(What to work on):
Beginning with the line containing "What text is on this page?" and ending at the last line of the records, transcribe each line exactly. Do not include pictures.

◆ ◆ ◆ ◆ ◆

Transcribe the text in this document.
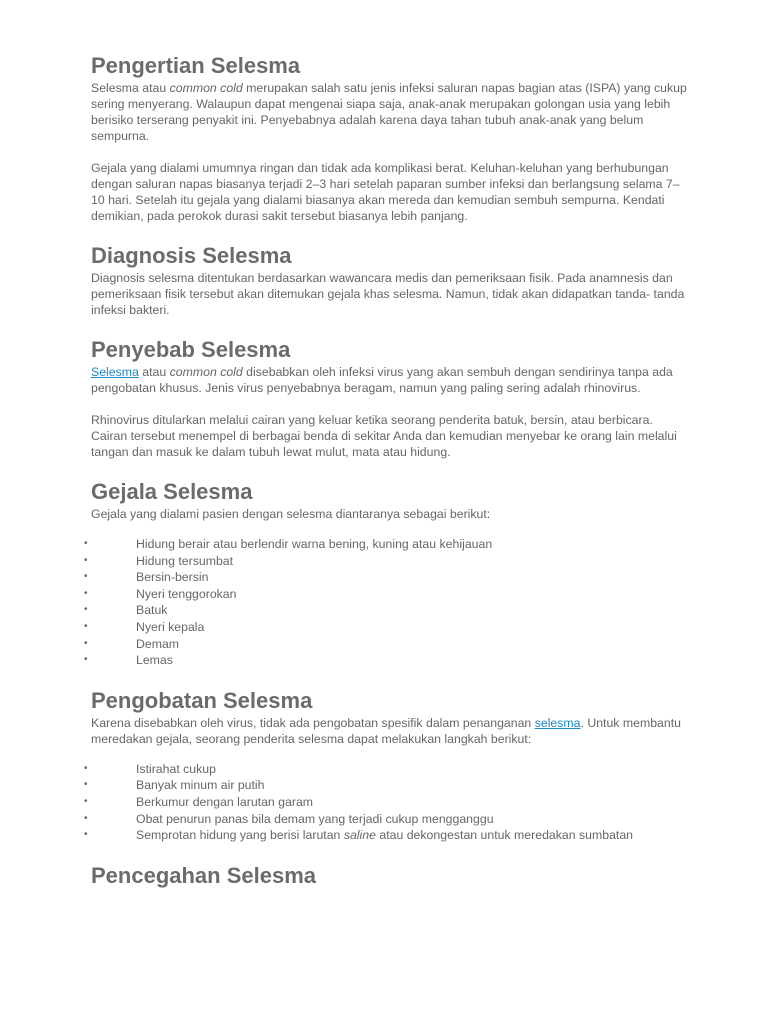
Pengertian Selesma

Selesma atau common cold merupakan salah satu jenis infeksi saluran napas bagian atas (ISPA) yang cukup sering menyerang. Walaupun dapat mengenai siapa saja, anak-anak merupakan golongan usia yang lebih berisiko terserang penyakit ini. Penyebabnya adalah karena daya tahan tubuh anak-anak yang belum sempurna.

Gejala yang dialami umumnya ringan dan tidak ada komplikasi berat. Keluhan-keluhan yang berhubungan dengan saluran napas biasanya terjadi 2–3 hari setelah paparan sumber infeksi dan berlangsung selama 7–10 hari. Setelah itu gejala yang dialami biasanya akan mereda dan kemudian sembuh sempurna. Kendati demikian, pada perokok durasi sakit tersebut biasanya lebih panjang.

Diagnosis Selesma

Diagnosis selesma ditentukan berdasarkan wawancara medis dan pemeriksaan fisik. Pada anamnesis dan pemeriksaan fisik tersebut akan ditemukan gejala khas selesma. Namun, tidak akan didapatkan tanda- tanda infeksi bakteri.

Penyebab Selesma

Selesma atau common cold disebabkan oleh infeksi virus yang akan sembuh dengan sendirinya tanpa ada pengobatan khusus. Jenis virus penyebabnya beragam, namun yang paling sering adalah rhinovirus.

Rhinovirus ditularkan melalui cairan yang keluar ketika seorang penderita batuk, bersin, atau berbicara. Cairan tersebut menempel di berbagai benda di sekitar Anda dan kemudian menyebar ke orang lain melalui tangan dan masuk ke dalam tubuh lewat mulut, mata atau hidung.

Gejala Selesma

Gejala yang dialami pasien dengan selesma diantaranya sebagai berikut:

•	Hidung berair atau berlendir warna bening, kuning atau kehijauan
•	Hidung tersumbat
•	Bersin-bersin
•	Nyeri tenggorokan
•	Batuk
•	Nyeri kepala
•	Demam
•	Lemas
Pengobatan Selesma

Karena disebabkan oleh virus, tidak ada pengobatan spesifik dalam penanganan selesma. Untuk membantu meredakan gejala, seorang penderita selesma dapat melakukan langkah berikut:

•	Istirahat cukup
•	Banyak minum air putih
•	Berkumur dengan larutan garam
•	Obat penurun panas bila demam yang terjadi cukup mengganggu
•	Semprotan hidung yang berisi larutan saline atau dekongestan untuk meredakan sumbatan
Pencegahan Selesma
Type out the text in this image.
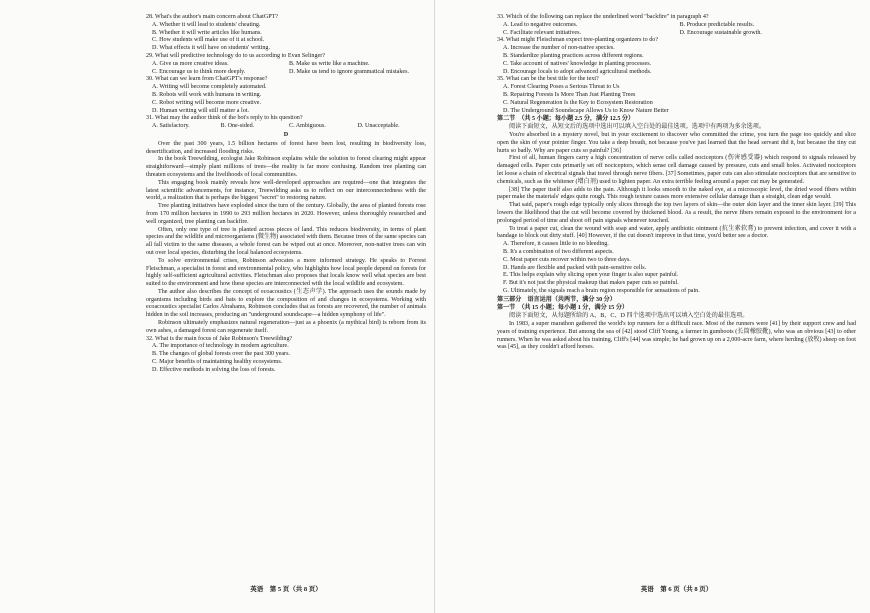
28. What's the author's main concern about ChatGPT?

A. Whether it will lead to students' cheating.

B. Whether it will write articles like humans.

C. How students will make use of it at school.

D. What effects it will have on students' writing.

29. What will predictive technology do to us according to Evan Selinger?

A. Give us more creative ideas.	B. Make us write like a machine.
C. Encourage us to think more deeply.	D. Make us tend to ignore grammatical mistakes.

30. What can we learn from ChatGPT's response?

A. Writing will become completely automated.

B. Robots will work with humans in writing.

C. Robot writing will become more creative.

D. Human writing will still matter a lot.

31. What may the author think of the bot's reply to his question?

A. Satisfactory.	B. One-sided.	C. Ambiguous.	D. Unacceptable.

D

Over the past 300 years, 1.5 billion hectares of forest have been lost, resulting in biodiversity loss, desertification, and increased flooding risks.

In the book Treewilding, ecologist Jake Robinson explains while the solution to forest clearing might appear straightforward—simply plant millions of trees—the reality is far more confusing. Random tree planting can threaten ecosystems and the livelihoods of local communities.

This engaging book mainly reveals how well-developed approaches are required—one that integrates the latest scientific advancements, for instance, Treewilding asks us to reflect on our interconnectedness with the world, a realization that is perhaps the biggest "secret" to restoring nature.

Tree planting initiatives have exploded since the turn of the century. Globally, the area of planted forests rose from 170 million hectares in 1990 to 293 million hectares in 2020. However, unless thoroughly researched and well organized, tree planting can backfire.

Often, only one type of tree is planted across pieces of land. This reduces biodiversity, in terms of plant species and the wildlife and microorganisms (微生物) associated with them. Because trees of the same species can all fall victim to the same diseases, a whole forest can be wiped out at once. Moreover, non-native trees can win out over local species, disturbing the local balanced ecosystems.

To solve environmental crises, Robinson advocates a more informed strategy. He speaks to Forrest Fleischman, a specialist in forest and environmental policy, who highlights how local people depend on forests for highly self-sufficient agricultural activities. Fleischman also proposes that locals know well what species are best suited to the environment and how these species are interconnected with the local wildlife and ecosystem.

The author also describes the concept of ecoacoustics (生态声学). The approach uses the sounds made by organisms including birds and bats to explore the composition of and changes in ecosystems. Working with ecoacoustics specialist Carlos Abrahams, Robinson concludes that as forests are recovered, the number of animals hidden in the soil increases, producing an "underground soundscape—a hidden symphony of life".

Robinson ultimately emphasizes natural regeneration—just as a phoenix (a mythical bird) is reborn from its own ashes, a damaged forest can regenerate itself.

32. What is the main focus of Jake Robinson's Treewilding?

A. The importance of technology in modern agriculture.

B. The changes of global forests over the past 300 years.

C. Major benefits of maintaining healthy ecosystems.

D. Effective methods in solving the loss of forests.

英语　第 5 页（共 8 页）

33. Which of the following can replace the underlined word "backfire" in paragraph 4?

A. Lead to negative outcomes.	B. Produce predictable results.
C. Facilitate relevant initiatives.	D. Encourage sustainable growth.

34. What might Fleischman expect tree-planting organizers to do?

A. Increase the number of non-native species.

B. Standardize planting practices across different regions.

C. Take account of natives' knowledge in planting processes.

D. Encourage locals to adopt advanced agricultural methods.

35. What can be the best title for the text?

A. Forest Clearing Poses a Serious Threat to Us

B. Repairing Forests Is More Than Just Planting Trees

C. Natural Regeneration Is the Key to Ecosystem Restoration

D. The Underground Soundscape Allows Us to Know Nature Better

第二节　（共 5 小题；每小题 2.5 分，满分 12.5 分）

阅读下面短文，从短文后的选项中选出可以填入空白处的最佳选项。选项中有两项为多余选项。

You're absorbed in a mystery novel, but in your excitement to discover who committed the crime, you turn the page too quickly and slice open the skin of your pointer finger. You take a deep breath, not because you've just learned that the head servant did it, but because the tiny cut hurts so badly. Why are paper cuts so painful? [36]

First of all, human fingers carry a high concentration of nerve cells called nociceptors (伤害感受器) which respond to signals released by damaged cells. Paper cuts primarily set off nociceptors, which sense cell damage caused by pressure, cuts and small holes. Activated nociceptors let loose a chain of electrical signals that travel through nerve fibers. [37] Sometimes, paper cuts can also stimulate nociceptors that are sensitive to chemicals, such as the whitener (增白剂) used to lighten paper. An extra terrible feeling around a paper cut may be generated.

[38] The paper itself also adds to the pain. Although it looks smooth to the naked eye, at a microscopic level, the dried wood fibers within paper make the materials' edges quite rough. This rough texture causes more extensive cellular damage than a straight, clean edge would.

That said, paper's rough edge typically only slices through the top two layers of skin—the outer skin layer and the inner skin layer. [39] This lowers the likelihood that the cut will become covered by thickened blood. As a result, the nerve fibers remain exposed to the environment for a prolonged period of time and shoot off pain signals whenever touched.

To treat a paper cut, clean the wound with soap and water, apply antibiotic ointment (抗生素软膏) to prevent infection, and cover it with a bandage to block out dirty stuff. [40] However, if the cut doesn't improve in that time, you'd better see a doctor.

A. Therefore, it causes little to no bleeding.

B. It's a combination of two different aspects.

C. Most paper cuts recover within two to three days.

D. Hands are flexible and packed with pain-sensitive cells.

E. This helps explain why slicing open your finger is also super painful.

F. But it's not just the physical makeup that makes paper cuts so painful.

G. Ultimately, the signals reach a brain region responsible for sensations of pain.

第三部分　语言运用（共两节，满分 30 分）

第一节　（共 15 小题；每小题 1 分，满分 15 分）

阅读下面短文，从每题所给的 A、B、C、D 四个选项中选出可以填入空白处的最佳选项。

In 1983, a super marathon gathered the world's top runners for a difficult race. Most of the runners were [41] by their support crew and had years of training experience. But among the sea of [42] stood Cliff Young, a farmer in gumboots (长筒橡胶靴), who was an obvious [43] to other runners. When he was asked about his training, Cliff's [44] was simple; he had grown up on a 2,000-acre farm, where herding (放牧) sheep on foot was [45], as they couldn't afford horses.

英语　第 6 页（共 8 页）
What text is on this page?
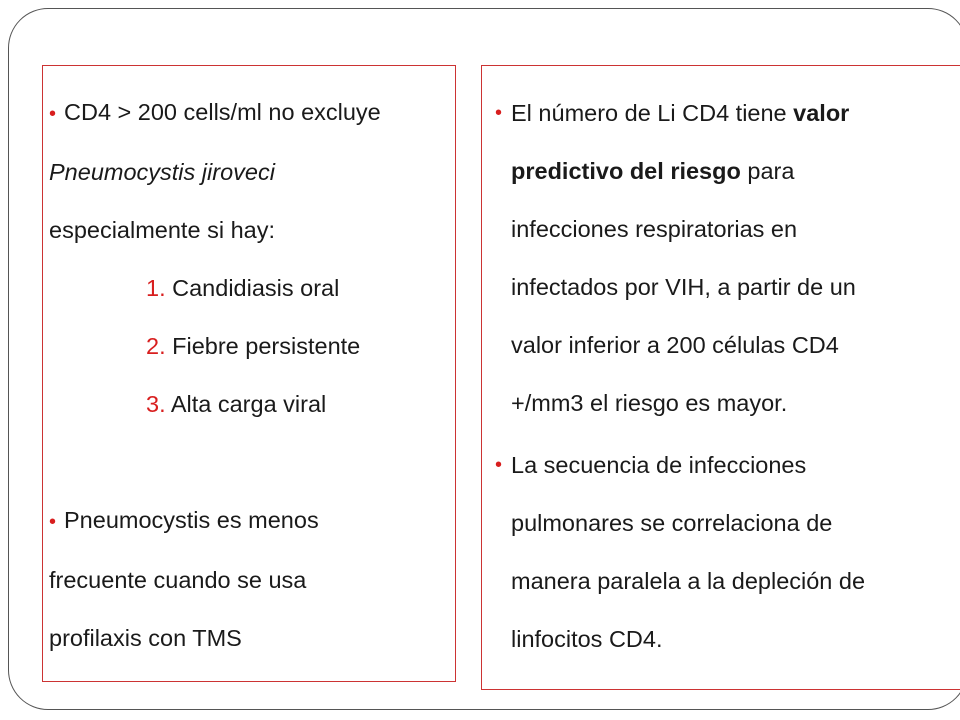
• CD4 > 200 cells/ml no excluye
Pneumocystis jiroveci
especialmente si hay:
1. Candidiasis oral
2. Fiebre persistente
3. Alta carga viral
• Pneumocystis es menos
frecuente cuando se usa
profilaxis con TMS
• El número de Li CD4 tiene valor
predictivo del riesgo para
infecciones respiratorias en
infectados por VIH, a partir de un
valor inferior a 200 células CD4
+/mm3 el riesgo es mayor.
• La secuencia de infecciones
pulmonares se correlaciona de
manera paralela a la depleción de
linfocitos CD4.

◆ ◆ ◆ ◆ ◆

(Result of this task):
What text is on this page?
• CD4 > 200 cells/ml no excluye
Pneumocystis jiroveci
especialmente si hay:
1. Candidiasis oral
2. Fiebre persistente
3. Alta carga viral
• Pneumocystis es menos
frecuente cuando se usa
profilaxis con TMS
• El número de Li CD4 tiene valor
predictivo del riesgo para
infecciones respiratorias en
infectados por VIH, a partir de un
valor inferior a 200 células CD4
+/mm3 el riesgo es mayor.
• La secuencia de infecciones
pulmonares se correlaciona de
manera paralela a la depleción de
linfocitos CD4.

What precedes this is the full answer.